What the exercise asks: Print, exactly and completely, every entry in the data.

Stored data:
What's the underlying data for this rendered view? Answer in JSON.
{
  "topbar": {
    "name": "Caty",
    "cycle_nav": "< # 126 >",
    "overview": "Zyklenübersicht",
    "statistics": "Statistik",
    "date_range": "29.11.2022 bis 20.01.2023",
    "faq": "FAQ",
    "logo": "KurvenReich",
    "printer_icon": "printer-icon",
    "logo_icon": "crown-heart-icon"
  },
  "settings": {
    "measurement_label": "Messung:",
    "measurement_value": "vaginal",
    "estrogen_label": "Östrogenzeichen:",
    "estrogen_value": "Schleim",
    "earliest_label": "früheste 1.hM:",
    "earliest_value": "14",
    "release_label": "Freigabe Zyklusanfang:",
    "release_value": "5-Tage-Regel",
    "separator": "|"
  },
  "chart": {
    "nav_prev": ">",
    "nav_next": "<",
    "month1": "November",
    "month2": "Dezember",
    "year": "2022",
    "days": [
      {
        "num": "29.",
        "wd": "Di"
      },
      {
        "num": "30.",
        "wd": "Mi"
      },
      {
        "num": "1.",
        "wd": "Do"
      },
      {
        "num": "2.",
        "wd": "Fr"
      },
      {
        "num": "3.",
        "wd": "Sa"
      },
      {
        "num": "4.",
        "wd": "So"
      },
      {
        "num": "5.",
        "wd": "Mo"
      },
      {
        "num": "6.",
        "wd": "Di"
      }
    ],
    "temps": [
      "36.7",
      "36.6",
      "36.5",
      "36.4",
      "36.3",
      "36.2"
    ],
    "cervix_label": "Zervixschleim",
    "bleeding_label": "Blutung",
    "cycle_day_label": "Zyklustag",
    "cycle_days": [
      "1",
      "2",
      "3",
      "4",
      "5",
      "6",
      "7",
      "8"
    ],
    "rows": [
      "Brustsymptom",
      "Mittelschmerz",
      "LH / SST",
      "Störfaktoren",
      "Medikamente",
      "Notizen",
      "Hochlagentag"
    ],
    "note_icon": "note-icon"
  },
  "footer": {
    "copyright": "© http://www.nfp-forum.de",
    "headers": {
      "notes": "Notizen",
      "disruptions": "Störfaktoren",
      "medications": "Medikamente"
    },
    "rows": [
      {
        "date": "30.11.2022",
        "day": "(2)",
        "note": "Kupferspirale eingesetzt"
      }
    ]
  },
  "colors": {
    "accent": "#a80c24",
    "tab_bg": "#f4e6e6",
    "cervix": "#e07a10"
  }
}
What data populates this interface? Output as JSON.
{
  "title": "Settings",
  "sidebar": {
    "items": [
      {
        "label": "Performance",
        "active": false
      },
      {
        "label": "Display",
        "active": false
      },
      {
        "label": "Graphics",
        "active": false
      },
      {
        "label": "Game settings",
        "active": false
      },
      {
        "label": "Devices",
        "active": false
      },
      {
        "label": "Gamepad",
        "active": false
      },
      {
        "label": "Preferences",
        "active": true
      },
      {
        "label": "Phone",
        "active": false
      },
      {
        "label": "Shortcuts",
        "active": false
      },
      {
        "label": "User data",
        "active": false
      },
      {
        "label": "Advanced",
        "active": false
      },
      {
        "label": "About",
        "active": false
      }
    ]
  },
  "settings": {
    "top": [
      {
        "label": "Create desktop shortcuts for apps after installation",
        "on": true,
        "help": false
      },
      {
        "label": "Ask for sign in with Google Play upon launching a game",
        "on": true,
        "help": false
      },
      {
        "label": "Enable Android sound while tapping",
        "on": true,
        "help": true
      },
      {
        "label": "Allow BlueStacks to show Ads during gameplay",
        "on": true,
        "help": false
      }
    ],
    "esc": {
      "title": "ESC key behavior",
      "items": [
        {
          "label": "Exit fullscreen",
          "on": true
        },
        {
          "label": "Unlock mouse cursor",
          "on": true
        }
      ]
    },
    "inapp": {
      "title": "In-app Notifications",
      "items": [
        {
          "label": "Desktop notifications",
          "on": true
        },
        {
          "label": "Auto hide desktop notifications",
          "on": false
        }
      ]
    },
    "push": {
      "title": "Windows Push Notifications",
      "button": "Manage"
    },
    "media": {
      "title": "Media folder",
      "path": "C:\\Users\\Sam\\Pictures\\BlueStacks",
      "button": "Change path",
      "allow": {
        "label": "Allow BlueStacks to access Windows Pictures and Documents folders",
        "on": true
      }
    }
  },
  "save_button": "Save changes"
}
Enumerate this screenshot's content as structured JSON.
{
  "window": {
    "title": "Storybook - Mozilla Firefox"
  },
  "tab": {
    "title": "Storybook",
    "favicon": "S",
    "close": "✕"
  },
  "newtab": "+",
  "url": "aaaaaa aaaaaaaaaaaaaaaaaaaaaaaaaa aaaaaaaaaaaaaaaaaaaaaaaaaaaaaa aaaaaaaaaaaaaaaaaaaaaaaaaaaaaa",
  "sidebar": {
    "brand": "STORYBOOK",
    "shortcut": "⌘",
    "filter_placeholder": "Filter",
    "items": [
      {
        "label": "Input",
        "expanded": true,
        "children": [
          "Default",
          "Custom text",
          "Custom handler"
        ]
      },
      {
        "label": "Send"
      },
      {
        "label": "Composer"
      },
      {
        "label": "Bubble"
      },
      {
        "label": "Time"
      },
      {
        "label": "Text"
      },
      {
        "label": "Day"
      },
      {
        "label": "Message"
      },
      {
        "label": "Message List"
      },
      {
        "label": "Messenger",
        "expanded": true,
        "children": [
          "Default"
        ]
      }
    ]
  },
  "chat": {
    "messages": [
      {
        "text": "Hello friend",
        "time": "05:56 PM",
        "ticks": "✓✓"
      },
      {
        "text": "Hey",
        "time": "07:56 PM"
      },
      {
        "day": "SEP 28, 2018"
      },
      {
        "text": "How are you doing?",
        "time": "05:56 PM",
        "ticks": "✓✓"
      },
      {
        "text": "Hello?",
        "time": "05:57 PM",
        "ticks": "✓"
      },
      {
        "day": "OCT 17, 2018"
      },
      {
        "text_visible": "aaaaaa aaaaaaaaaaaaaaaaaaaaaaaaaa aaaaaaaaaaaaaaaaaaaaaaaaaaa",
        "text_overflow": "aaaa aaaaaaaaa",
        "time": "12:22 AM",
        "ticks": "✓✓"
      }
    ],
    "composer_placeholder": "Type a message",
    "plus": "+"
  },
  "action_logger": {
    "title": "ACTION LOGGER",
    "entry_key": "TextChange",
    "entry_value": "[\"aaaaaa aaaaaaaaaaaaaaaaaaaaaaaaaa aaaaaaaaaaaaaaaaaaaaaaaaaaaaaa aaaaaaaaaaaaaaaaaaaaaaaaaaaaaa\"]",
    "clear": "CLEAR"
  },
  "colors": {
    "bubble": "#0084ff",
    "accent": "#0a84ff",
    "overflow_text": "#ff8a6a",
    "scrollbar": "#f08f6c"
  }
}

Answer below:
What's the underlying data for this rendered view? Answer in JSON.
{
  "topbar": {
    "name": "Caty",
    "cycle_nav": "< # 126 >",
    "overview": "Zyklenübersicht",
    "statistics": "Statistik",
    "date_range": "29.11.2022 bis 20.01.2023",
    "faq": "FAQ",
    "logo": "KurvenReich",
    "printer_icon": "printer-icon",
    "logo_icon": "crown-heart-icon"
  },
  "settings": {
    "measurement_label": "Messung:",
    "measurement_value": "vaginal",
    "estrogen_label": "Östrogenzeichen:",
    "estrogen_value": "Schleim",
    "earliest_label": "früheste 1.hM:",
    "earliest_value": "14",
    "release_label": "Freigabe Zyklusanfang:",
    "release_value": "5-Tage-Regel",
    "separator": "|"
  },
  "chart": {
    "nav_prev": ">",
    "nav_next": "<",
    "month1": "November",
    "month2": "Dezember",
    "year": "2022",
    "days": [
      {
        "num": "29.",
        "wd": "Di"
      },
      {
        "num": "30.",
        "wd": "Mi"
      },
      {
        "num": "1.",
        "wd": "Do"
      },
      {
        "num": "2.",
        "wd": "Fr"
      },
      {
        "num": "3.",
        "wd": "Sa"
      },
      {
        "num": "4.",
        "wd": "So"
      },
      {
        "num": "5.",
        "wd": "Mo"
      },
      {
        "num": "6.",
        "wd": "Di"
      }
    ],
    "temps": [
      "36.7",
      "36.6",
      "36.5",
      "36.4",
      "36.3",
      "36.2"
    ],
    "cervix_label": "Zervixschleim",
    "bleeding_label": "Blutung",
    "cycle_day_label": "Zyklustag",
    "cycle_days": [
      "1",
      "2",
      "3",
      "4",
      "5",
      "6",
      "7",
      "8"
    ],
    "rows": [
      "Brustsymptom",
      "Mittelschmerz",
      "LH / SST",
      "Störfaktoren",
      "Medikamente",
      "Notizen",
      "Hochlagentag"
    ],
    "note_icon": "note-icon"
  },
  "footer": {
    "copyright": "© http://www.nfp-forum.de",
    "headers": {
      "notes": "Notizen",
      "disruptions": "Störfaktoren",
      "medications": "Medikamente"
    },
    "rows": [
      {
        "date": "30.11.2022",
        "day": "(2)",
        "note": "Kupferspirale eingesetzt"
      }
    ]
  },
  "colors": {
    "accent": "#a80c24",
    "tab_bg": "#f4e6e6",
    "cervix": "#e07a10"
  }
}
What data populates this interface? Output as JSON.
{
  "title": "Settings",
  "sidebar": {
    "items": [
      {
        "label": "Performance",
        "active": false
      },
      {
        "label": "Display",
        "active": false
      },
      {
        "label": "Graphics",
        "active": false
      },
      {
        "label": "Game settings",
        "active": false
      },
      {
        "label": "Devices",
        "active": false
      },
      {
        "label": "Gamepad",
        "active": false
      },
      {
        "label": "Preferences",
        "active": true
      },
      {
        "label": "Phone",
        "active": false
      },
      {
        "label": "Shortcuts",
        "active": false
      },
      {
        "label": "User data",
        "active": false
      },
      {
        "label": "Advanced",
        "active": false
      },
      {
        "label": "About",
        "active": false
      }
    ]
  },
  "settings": {
    "top": [
      {
        "label": "Create desktop shortcuts for apps after installation",
        "on": true,
        "help": false
      },
      {
        "label": "Ask for sign in with Google Play upon launching a game",
        "on": true,
        "help": false
      },
      {
        "label": "Enable Android sound while tapping",
        "on": true,
        "help": true
      },
      {
        "label": "Allow BlueStacks to show Ads during gameplay",
        "on": true,
        "help": false
      }
    ],
    "esc": {
      "title": "ESC key behavior",
      "items": [
        {
          "label": "Exit fullscreen",
          "on": true
        },
        {
          "label": "Unlock mouse cursor",
          "on": true
        }
      ]
    },
    "inapp": {
      "title": "In-app Notifications",
      "items": [
        {
          "label": "Desktop notifications",
          "on": true
        },
        {
          "label": "Auto hide desktop notifications",
          "on": false
        }
      ]
    },
    "push": {
      "title": "Windows Push Notifications",
      "button": "Manage"
    },
    "media": {
      "title": "Media folder",
      "path": "C:\\Users\\Sam\\Pictures\\BlueStacks",
      "button": "Change path",
      "allow": {
        "label": "Allow BlueStacks to access Windows Pictures and Documents folders",
        "on": true
      }
    }
  },
  "save_button": "Save changes"
}
Enumerate this screenshot's content as structured JSON.
{
  "window": {
    "title": "Storybook - Mozilla Firefox"
  },
  "tab": {
    "title": "Storybook",
    "favicon": "S",
    "close": "✕"
  },
  "newtab": "+",
  "url": "aaaaaa aaaaaaaaaaaaaaaaaaaaaaaaaa aaaaaaaaaaaaaaaaaaaaaaaaaaaaaa aaaaaaaaaaaaaaaaaaaaaaaaaaaaaa",
  "sidebar": {
    "brand": "STORYBOOK",
    "shortcut": "⌘",
    "filter_placeholder": "Filter",
    "items": [
      {
        "label": "Input",
        "expanded": true,
        "children": [
          "Default",
          "Custom text",
          "Custom handler"
        ]
      },
      {
        "label": "Send"
      },
      {
        "label": "Composer"
      },
      {
        "label": "Bubble"
      },
      {
        "label": "Time"
      },
      {
        "label": "Text"
      },
      {
        "label": "Day"
      },
      {
        "label": "Message"
      },
      {
        "label": "Message List"
      },
      {
        "label": "Messenger",
        "expanded": true,
        "children": [
          "Default"
        ]
      }
    ]
  },
  "chat": {
    "messages": [
      {
        "text": "Hello friend",
        "time": "05:56 PM",
        "ticks": "✓✓"
      },
      {
        "text": "Hey",
        "time": "07:56 PM"
      },
      {
        "day": "SEP 28, 2018"
      },
      {
        "text": "How are you doing?",
        "time": "05:56 PM",
        "ticks": "✓✓"
      },
      {
        "text": "Hello?",
        "time": "05:57 PM",
        "ticks": "✓"
      },
      {
        "day": "OCT 17, 2018"
      },
      {
        "text_visible": "aaaaaa aaaaaaaaaaaaaaaaaaaaaaaaaa aaaaaaaaaaaaaaaaaaaaaaaaaaa",
        "text_overflow": "aaaa aaaaaaaaa",
        "time": "12:22 AM",
        "ticks": "✓✓"
      }
    ],
    "composer_placeholder": "Type a message",
    "plus": "+"
  },
  "action_logger": {
    "title": "ACTION LOGGER",
    "entry_key": "TextChange",
    "entry_value": "[\"aaaaaa aaaaaaaaaaaaaaaaaaaaaaaaaa aaaaaaaaaaaaaaaaaaaaaaaaaaaaaa aaaaaaaaaaaaaaaaaaaaaaaaaaaaaa\"]",
    "clear": "CLEAR"
  },
  "colors": {
    "bubble": "#0084ff",
    "accent": "#0a84ff",
    "overflow_text": "#ff8a6a",
    "scrollbar": "#f08f6c"
  }
}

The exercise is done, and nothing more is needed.